:: MATERIAL SUPPLIED

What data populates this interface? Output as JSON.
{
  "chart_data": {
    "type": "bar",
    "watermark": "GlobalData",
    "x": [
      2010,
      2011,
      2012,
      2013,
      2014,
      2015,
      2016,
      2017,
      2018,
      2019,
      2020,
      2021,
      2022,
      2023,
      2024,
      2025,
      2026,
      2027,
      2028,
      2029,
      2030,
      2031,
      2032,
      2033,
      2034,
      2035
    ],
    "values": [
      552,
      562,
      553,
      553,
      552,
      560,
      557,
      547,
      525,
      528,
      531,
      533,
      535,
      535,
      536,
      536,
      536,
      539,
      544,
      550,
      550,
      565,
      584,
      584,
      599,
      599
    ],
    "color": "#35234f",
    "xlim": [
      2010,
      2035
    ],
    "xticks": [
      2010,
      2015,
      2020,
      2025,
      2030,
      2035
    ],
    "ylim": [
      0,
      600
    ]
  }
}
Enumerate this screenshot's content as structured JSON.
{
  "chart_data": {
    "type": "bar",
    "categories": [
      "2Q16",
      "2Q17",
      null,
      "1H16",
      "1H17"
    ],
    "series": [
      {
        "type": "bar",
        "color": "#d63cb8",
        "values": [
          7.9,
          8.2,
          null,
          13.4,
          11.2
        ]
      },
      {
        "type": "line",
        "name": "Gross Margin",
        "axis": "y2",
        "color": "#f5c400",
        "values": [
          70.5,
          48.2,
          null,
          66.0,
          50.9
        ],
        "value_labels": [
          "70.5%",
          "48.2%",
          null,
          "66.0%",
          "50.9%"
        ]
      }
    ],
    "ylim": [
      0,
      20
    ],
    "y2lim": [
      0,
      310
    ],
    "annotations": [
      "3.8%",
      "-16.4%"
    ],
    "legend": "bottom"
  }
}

::::

[WRITTEN REQUEST]:
Copy the records above exactly.

[RESULT OF THE TASK]:
What data populates this interface? Output as JSON.
{
  "chart_data": {
    "type": "bar",
    "watermark": "GlobalData",
    "x": [
      2010,
      2011,
      2012,
      2013,
      2014,
      2015,
      2016,
      2017,
      2018,
      2019,
      2020,
      2021,
      2022,
      2023,
      2024,
      2025,
      2026,
      2027,
      2028,
      2029,
      2030,
      2031,
      2032,
      2033,
      2034,
      2035
    ],
    "values": [
      552,
      562,
      553,
      553,
      552,
      560,
      557,
      547,
      525,
      528,
      531,
      533,
      535,
      535,
      536,
      536,
      536,
      539,
      544,
      550,
      550,
      565,
      584,
      584,
      599,
      599
    ],
    "color": "#35234f",
    "xlim": [
      2010,
      2035
    ],
    "xticks": [
      2010,
      2015,
      2020,
      2025,
      2030,
      2035
    ],
    "ylim": [
      0,
      600
    ]
  }
}
Enumerate this screenshot's content as structured JSON.
{
  "chart_data": {
    "type": "bar",
    "categories": [
      "2Q16",
      "2Q17",
      null,
      "1H16",
      "1H17"
    ],
    "series": [
      {
        "type": "bar",
        "color": "#d63cb8",
        "values": [
          7.9,
          8.2,
          null,
          13.4,
          11.2
        ]
      },
      {
        "type": "line",
        "name": "Gross Margin",
        "axis": "y2",
        "color": "#f5c400",
        "values": [
          70.5,
          48.2,
          null,
          66.0,
          50.9
        ],
        "value_labels": [
          "70.5%",
          "48.2%",
          null,
          "66.0%",
          "50.9%"
        ]
      }
    ],
    "ylim": [
      0,
      20
    ],
    "y2lim": [
      0,
      310
    ],
    "annotations": [
      "3.8%",
      "-16.4%"
    ],
    "legend": "bottom"
  }
}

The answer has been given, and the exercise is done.